Records from a data collection

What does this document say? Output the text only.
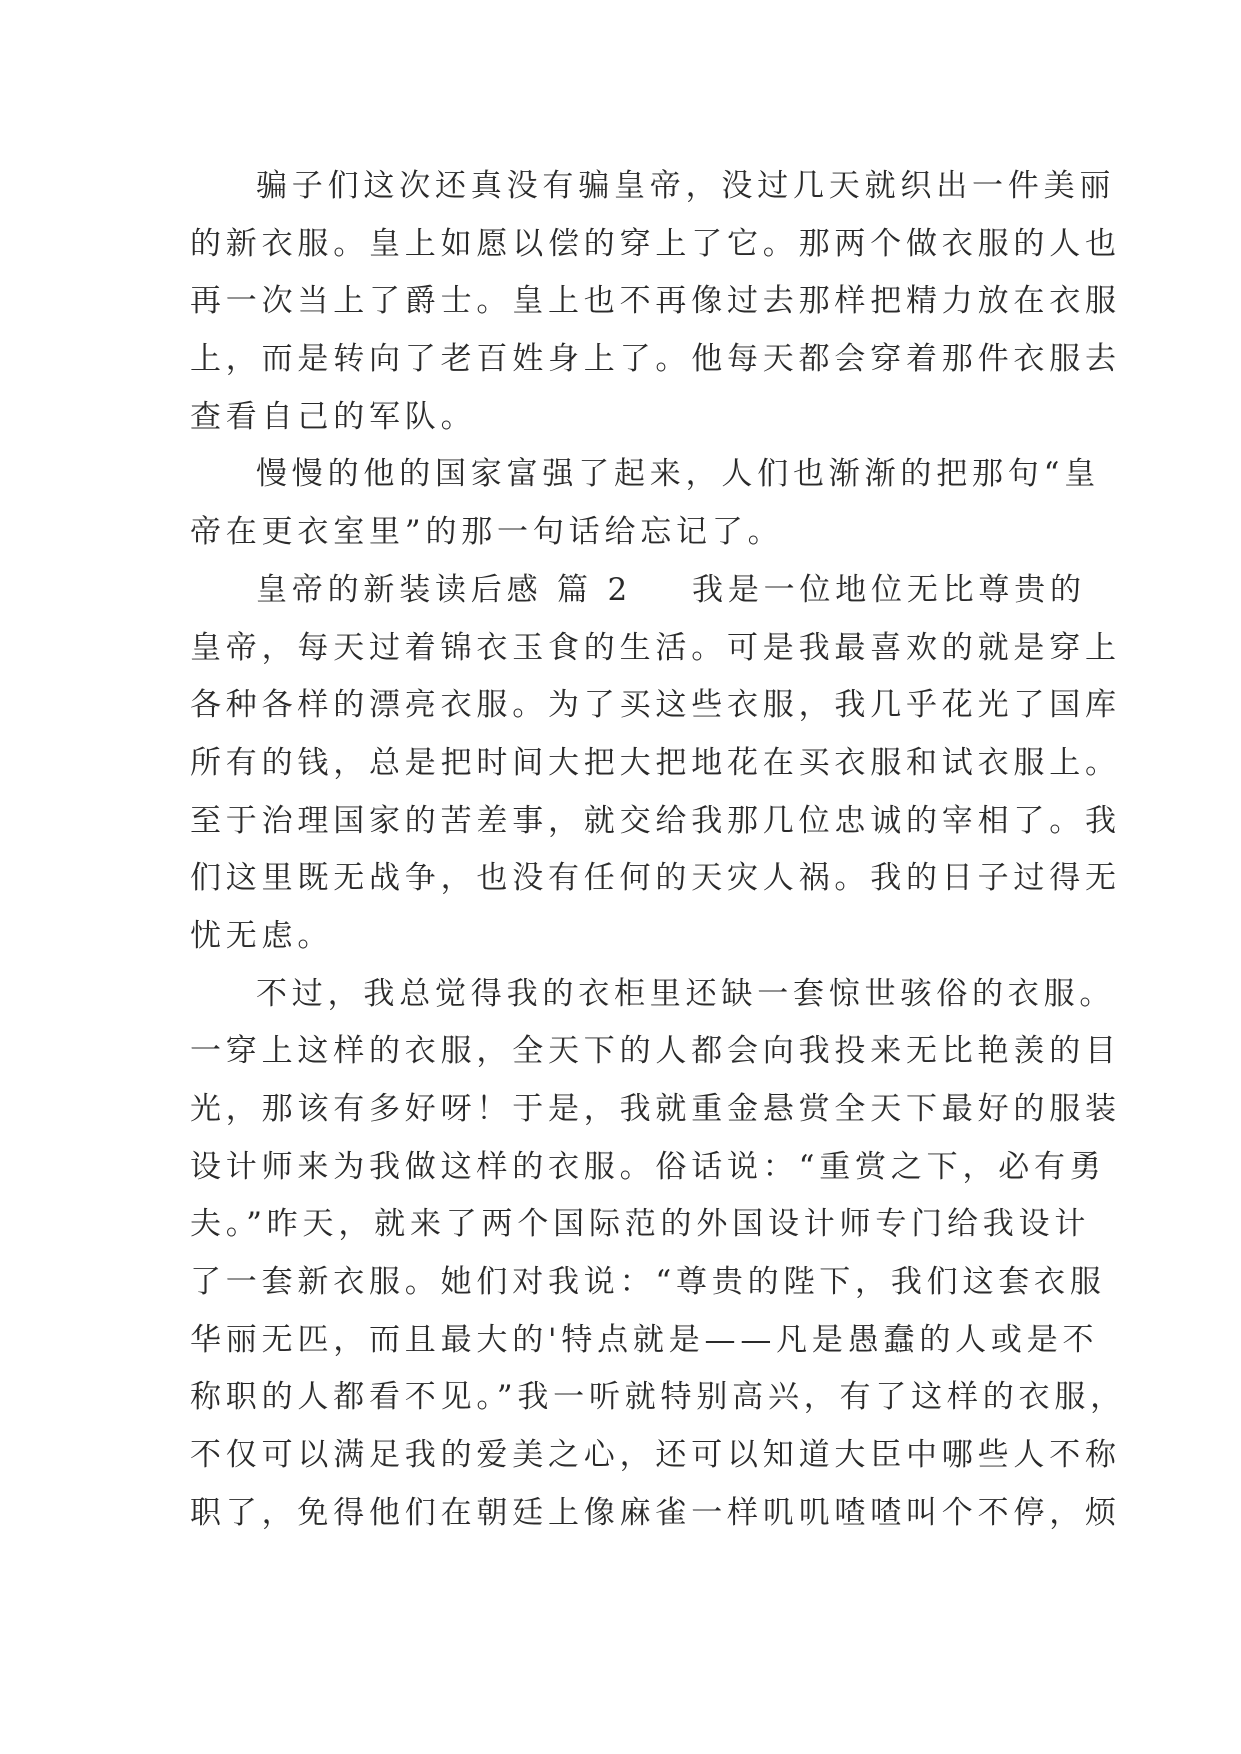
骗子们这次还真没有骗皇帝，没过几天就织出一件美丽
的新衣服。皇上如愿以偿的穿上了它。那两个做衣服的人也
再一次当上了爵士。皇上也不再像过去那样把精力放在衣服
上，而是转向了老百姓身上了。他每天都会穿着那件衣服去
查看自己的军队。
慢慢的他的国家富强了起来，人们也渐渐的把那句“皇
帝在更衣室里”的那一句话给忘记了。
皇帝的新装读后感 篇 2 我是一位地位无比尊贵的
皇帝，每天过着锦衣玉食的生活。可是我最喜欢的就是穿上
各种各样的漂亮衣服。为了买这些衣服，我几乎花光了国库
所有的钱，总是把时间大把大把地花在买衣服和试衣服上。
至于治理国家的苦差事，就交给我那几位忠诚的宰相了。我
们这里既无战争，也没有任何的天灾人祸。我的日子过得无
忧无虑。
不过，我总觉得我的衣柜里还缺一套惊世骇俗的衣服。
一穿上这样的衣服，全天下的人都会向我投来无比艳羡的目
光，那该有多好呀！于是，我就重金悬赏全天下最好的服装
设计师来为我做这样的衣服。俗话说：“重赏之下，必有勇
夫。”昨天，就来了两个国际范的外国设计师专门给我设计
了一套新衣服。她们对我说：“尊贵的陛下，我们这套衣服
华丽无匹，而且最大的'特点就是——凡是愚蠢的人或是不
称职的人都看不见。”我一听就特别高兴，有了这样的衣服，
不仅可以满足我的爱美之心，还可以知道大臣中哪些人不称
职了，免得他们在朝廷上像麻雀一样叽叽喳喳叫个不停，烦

Exercise brief => Quote the records above exactly, leaving out any pictures.

Finished answer =>
What does this document say? Output the text only.
骗子们这次还真没有骗皇帝，没过几天就织出一件美丽
的新衣服。皇上如愿以偿的穿上了它。那两个做衣服的人也
再一次当上了爵士。皇上也不再像过去那样把精力放在衣服
上，而是转向了老百姓身上了。他每天都会穿着那件衣服去
查看自己的军队。
慢慢的他的国家富强了起来，人们也渐渐的把那句“皇
帝在更衣室里”的那一句话给忘记了。
皇帝的新装读后感 篇 2 我是一位地位无比尊贵的
皇帝，每天过着锦衣玉食的生活。可是我最喜欢的就是穿上
各种各样的漂亮衣服。为了买这些衣服，我几乎花光了国库
所有的钱，总是把时间大把大把地花在买衣服和试衣服上。
至于治理国家的苦差事，就交给我那几位忠诚的宰相了。我
们这里既无战争，也没有任何的天灾人祸。我的日子过得无
忧无虑。
不过，我总觉得我的衣柜里还缺一套惊世骇俗的衣服。
一穿上这样的衣服，全天下的人都会向我投来无比艳羡的目
光，那该有多好呀！于是，我就重金悬赏全天下最好的服装
设计师来为我做这样的衣服。俗话说：“重赏之下，必有勇
夫。”昨天，就来了两个国际范的外国设计师专门给我设计
了一套新衣服。她们对我说：“尊贵的陛下，我们这套衣服
华丽无匹，而且最大的'特点就是——凡是愚蠢的人或是不
称职的人都看不见。”我一听就特别高兴，有了这样的衣服，
不仅可以满足我的爱美之心，还可以知道大臣中哪些人不称
职了，免得他们在朝廷上像麻雀一样叽叽喳喳叫个不停，烦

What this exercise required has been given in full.